→ Required task
Copy the following material word for word, starting at the line that contains "row-number-cell: 27079 bbox=[90, 73, 163, 86]" and ending with the line that contains "392, 335, 405]".

→ Available records
────────────────────────────────────────
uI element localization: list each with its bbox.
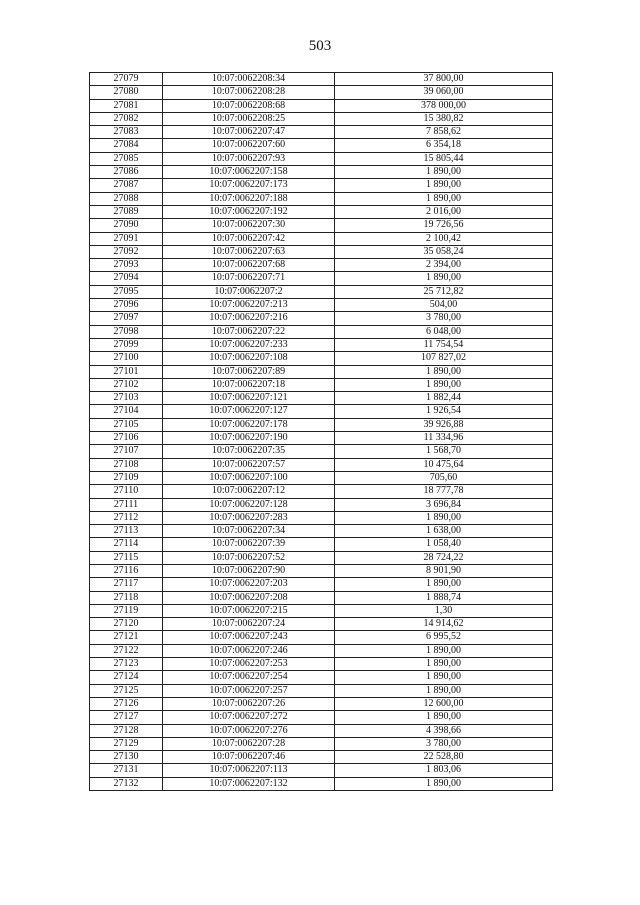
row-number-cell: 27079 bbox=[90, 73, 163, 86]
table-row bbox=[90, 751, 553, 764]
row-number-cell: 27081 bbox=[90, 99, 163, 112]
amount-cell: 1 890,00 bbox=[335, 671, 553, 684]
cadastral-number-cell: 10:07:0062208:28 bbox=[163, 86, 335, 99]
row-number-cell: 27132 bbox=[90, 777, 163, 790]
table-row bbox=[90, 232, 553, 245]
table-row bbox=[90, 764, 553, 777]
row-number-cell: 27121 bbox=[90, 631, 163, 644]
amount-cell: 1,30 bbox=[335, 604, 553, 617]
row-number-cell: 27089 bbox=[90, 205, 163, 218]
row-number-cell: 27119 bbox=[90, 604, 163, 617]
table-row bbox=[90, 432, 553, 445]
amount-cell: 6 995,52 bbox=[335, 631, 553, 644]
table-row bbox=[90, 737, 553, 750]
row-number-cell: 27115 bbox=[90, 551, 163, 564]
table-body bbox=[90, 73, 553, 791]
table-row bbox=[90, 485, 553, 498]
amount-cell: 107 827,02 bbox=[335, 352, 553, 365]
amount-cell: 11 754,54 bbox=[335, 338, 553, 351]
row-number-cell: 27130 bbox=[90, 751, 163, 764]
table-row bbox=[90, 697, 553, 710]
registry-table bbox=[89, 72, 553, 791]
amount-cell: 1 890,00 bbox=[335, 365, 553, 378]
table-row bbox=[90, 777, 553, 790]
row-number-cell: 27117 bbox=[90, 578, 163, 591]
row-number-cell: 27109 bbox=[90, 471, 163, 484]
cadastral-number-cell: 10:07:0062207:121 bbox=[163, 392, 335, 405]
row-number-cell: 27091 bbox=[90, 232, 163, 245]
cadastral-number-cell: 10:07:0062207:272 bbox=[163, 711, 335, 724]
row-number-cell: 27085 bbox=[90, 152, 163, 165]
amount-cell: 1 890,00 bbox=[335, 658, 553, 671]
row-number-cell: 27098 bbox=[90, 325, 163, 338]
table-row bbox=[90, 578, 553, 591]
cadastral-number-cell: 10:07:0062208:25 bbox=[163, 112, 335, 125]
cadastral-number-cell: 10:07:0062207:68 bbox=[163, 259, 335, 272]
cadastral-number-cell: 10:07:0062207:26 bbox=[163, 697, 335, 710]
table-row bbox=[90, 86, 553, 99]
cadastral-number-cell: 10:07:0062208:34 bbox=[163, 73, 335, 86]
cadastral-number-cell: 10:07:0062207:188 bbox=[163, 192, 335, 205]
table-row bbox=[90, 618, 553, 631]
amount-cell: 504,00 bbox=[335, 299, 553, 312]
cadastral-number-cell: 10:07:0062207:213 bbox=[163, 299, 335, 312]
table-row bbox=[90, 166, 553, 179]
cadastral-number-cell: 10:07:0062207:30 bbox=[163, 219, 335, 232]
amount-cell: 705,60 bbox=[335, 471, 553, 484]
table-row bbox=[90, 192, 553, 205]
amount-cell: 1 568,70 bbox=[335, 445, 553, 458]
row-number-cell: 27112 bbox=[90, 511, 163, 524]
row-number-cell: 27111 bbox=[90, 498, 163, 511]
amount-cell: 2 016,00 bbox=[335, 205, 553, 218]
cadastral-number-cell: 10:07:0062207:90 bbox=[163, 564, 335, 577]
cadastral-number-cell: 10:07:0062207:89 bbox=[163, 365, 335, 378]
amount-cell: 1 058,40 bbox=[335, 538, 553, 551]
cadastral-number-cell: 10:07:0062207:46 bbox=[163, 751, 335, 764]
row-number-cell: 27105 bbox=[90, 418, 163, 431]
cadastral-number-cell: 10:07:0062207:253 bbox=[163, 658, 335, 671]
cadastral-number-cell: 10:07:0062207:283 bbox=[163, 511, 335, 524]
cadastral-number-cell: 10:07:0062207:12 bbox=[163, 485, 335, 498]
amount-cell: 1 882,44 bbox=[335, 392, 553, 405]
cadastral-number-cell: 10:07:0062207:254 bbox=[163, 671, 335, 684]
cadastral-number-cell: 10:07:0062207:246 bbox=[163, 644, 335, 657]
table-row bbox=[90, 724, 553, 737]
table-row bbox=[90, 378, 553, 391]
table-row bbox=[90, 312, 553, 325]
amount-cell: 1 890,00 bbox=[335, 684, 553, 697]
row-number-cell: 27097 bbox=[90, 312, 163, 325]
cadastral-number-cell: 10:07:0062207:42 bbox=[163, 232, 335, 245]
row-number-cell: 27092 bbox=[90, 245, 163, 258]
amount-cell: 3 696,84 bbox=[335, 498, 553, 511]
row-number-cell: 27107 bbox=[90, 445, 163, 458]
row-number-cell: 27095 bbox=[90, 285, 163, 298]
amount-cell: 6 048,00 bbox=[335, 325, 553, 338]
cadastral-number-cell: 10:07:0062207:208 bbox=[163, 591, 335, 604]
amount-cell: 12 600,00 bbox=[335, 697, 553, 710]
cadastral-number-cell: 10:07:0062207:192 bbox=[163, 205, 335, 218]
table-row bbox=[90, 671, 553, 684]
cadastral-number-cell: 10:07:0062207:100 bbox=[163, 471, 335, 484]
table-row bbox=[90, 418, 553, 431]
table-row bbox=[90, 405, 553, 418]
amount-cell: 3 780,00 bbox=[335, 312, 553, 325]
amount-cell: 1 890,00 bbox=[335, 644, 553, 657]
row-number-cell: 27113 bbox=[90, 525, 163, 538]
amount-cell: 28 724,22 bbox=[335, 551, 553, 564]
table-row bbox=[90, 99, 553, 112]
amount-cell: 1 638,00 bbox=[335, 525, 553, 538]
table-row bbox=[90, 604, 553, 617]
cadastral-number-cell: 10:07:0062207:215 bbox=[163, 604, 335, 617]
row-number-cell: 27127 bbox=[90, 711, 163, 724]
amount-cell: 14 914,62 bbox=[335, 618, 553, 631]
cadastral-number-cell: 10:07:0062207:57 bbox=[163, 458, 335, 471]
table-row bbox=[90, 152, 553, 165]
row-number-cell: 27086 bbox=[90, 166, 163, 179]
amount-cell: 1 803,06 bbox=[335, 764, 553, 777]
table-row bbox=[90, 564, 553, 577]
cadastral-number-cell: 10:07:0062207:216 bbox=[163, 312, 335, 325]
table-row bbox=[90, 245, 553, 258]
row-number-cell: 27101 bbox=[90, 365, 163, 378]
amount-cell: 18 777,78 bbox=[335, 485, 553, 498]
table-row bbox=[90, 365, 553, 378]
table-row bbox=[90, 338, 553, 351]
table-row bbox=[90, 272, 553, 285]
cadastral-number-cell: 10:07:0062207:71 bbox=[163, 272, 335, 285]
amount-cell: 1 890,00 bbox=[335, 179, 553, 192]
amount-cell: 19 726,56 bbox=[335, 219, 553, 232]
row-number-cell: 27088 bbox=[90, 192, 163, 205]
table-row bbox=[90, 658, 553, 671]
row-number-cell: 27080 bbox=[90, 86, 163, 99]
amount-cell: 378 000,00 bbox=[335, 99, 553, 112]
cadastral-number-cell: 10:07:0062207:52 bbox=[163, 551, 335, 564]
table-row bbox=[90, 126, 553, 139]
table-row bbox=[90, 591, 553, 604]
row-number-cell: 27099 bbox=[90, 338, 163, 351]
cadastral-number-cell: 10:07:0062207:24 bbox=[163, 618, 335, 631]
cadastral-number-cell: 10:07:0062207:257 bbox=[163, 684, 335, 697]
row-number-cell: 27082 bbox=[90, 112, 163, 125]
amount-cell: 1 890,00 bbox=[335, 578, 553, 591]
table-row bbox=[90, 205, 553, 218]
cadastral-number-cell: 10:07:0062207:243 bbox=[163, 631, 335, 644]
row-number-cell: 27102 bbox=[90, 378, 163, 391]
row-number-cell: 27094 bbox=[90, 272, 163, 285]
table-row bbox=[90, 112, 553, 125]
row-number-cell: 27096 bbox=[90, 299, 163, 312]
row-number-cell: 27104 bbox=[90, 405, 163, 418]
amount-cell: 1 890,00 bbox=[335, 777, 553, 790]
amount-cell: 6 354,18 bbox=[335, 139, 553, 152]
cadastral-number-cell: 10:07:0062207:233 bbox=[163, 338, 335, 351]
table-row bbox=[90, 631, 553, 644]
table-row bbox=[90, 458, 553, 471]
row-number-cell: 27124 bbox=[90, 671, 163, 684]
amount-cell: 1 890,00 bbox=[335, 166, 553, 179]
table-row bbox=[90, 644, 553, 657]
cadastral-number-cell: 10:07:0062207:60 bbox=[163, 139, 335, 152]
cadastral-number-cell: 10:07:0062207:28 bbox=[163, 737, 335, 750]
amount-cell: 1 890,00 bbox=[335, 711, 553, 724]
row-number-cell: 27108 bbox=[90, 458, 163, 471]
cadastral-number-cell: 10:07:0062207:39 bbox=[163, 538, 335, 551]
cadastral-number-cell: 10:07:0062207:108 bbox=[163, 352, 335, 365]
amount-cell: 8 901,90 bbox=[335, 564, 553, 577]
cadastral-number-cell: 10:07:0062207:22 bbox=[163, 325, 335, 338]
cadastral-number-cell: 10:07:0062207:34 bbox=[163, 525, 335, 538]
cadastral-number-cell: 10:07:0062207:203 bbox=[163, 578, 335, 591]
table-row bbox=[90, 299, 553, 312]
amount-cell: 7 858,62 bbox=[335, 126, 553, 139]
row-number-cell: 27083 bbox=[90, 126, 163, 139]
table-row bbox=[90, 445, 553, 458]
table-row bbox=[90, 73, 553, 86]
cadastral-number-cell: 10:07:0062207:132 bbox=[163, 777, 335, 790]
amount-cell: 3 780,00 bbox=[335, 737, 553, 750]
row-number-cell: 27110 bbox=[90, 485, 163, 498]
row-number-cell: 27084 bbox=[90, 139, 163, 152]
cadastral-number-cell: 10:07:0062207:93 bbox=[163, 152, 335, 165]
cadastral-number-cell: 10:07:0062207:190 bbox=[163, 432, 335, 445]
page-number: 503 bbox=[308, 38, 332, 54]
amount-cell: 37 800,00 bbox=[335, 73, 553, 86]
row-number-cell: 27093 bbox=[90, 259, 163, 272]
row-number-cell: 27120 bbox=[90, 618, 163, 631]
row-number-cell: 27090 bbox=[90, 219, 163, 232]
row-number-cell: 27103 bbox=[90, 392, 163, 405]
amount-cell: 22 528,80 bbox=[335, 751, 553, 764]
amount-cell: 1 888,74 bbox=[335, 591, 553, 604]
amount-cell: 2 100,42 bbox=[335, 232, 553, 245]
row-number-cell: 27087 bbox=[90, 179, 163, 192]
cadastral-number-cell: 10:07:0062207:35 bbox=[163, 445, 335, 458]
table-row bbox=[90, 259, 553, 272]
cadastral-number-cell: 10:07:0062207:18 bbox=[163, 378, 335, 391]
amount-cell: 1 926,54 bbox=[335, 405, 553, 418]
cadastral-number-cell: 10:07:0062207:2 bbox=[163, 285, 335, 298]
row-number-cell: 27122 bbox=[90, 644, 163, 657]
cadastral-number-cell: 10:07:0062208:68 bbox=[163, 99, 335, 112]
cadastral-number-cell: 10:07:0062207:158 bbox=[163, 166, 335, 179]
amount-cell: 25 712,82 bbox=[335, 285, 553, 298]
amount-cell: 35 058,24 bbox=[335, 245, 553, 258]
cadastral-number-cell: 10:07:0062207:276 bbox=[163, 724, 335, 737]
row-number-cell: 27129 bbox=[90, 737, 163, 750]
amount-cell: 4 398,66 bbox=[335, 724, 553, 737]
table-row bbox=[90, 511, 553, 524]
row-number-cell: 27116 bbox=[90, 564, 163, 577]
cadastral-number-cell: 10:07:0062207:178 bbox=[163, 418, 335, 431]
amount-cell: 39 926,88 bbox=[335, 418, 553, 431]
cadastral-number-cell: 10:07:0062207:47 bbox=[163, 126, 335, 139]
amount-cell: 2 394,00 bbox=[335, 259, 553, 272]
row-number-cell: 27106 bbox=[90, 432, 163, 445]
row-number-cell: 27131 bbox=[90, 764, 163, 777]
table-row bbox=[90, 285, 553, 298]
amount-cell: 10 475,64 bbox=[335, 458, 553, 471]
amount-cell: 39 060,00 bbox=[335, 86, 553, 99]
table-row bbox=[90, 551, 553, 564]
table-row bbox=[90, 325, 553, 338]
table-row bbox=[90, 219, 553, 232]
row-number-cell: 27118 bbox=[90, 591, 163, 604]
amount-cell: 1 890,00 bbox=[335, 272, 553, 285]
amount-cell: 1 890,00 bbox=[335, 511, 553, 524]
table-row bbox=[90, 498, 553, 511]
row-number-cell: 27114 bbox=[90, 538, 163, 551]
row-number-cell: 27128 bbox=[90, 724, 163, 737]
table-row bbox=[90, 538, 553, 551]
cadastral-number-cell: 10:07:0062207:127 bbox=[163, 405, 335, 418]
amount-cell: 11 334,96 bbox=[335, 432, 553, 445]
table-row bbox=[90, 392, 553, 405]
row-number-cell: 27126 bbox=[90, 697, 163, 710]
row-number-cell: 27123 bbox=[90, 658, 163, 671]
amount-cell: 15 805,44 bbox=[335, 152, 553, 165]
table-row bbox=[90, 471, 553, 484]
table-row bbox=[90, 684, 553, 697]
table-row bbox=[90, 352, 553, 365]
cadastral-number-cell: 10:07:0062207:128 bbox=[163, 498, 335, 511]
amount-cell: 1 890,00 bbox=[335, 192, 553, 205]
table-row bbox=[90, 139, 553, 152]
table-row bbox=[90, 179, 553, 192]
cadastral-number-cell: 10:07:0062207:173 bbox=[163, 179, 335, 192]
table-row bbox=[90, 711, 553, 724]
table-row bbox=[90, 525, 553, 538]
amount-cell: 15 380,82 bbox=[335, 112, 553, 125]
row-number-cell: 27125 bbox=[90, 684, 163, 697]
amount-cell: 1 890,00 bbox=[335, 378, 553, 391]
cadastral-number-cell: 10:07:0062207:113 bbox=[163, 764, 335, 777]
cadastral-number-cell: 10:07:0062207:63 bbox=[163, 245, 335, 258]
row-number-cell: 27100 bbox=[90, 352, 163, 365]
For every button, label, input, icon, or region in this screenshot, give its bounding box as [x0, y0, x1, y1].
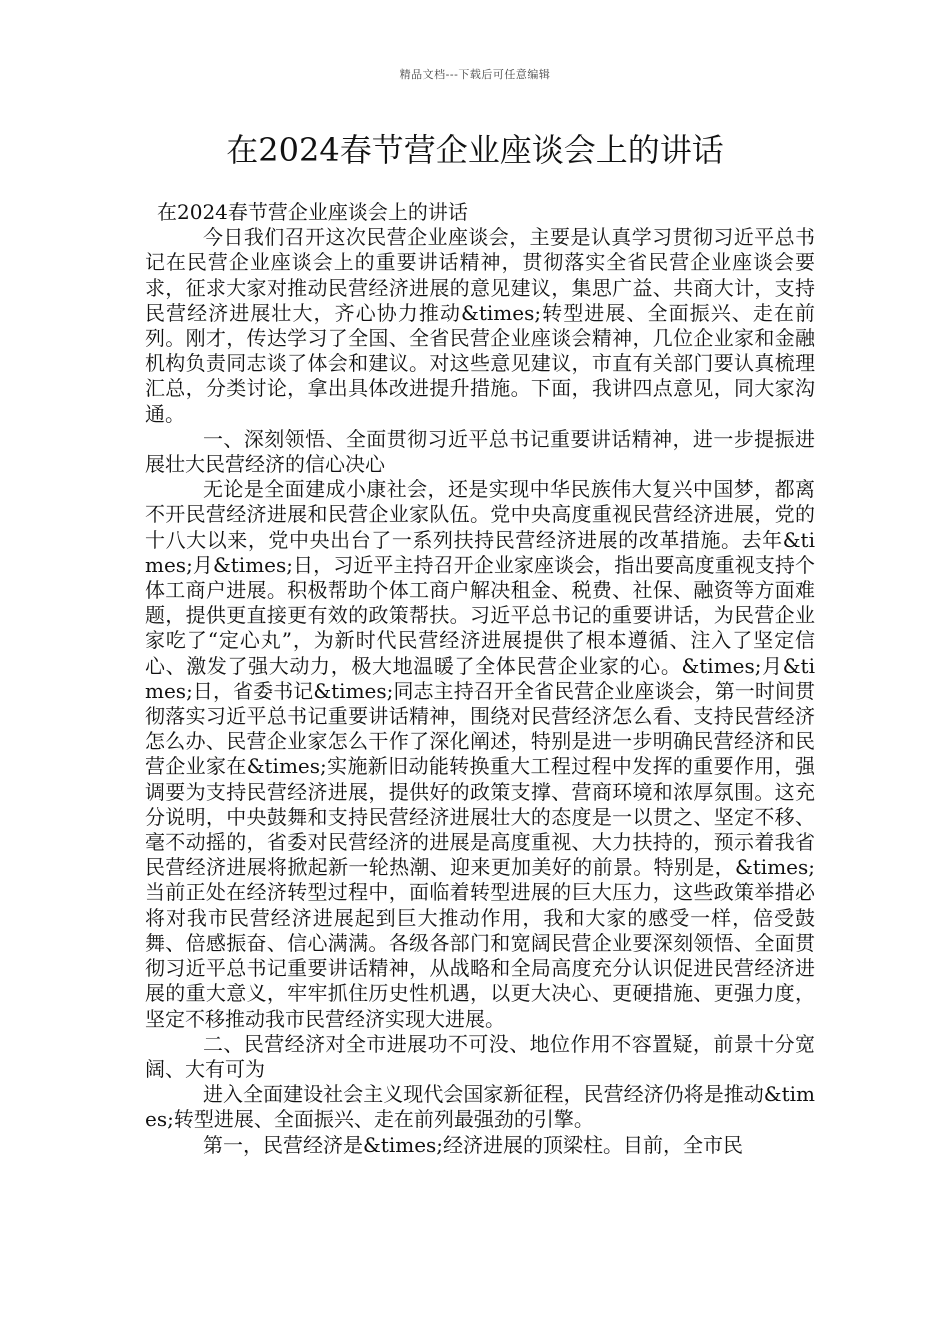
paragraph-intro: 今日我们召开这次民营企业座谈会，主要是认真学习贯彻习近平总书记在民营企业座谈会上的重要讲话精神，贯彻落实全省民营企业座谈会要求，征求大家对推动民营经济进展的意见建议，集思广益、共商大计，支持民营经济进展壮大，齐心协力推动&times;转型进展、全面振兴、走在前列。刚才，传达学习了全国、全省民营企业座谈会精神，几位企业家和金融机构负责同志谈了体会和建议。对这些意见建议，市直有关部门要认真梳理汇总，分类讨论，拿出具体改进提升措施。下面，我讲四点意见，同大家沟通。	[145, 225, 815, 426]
────────────────────────────────────────
→ The result
row-number-cell: 27079 bbox=[90, 73, 163, 86]
table-row bbox=[90, 751, 553, 764]
row-number-cell: 27081 bbox=[90, 99, 163, 112]
amount-cell: 1 890,00 bbox=[335, 671, 553, 684]
cadastral-number-cell: 10:07:0062208:28 bbox=[163, 86, 335, 99]
row-number-cell: 27132 bbox=[90, 777, 163, 790]
table-row bbox=[90, 232, 553, 245]
table-row bbox=[90, 764, 553, 777]
row-number-cell: 27121 bbox=[90, 631, 163, 644]
amount-cell: 1,30 bbox=[335, 604, 553, 617]
row-number-cell: 27089 bbox=[90, 205, 163, 218]
row-number-cell: 27119 bbox=[90, 604, 163, 617]
table-row bbox=[90, 432, 553, 445]
amount-cell: 6 995,52 bbox=[335, 631, 553, 644]
table-row bbox=[90, 737, 553, 750]
row-number-cell: 27115 bbox=[90, 551, 163, 564]
table-body bbox=[90, 73, 553, 791]
table-row bbox=[90, 485, 553, 498]
amount-cell: 107 827,02 bbox=[335, 352, 553, 365]
amount-cell: 11 754,54 bbox=[335, 338, 553, 351]
row-number-cell: 27130 bbox=[90, 751, 163, 764]
table-row bbox=[90, 697, 553, 710]
registry-table bbox=[89, 72, 553, 791]
amount-cell: 1 890,00 bbox=[335, 365, 553, 378]
table-row bbox=[90, 777, 553, 790]
row-number-cell: 27117 bbox=[90, 578, 163, 591]
row-number-cell: 27109 bbox=[90, 471, 163, 484]
cadastral-number-cell: 10:07:0062207:121 bbox=[163, 392, 335, 405]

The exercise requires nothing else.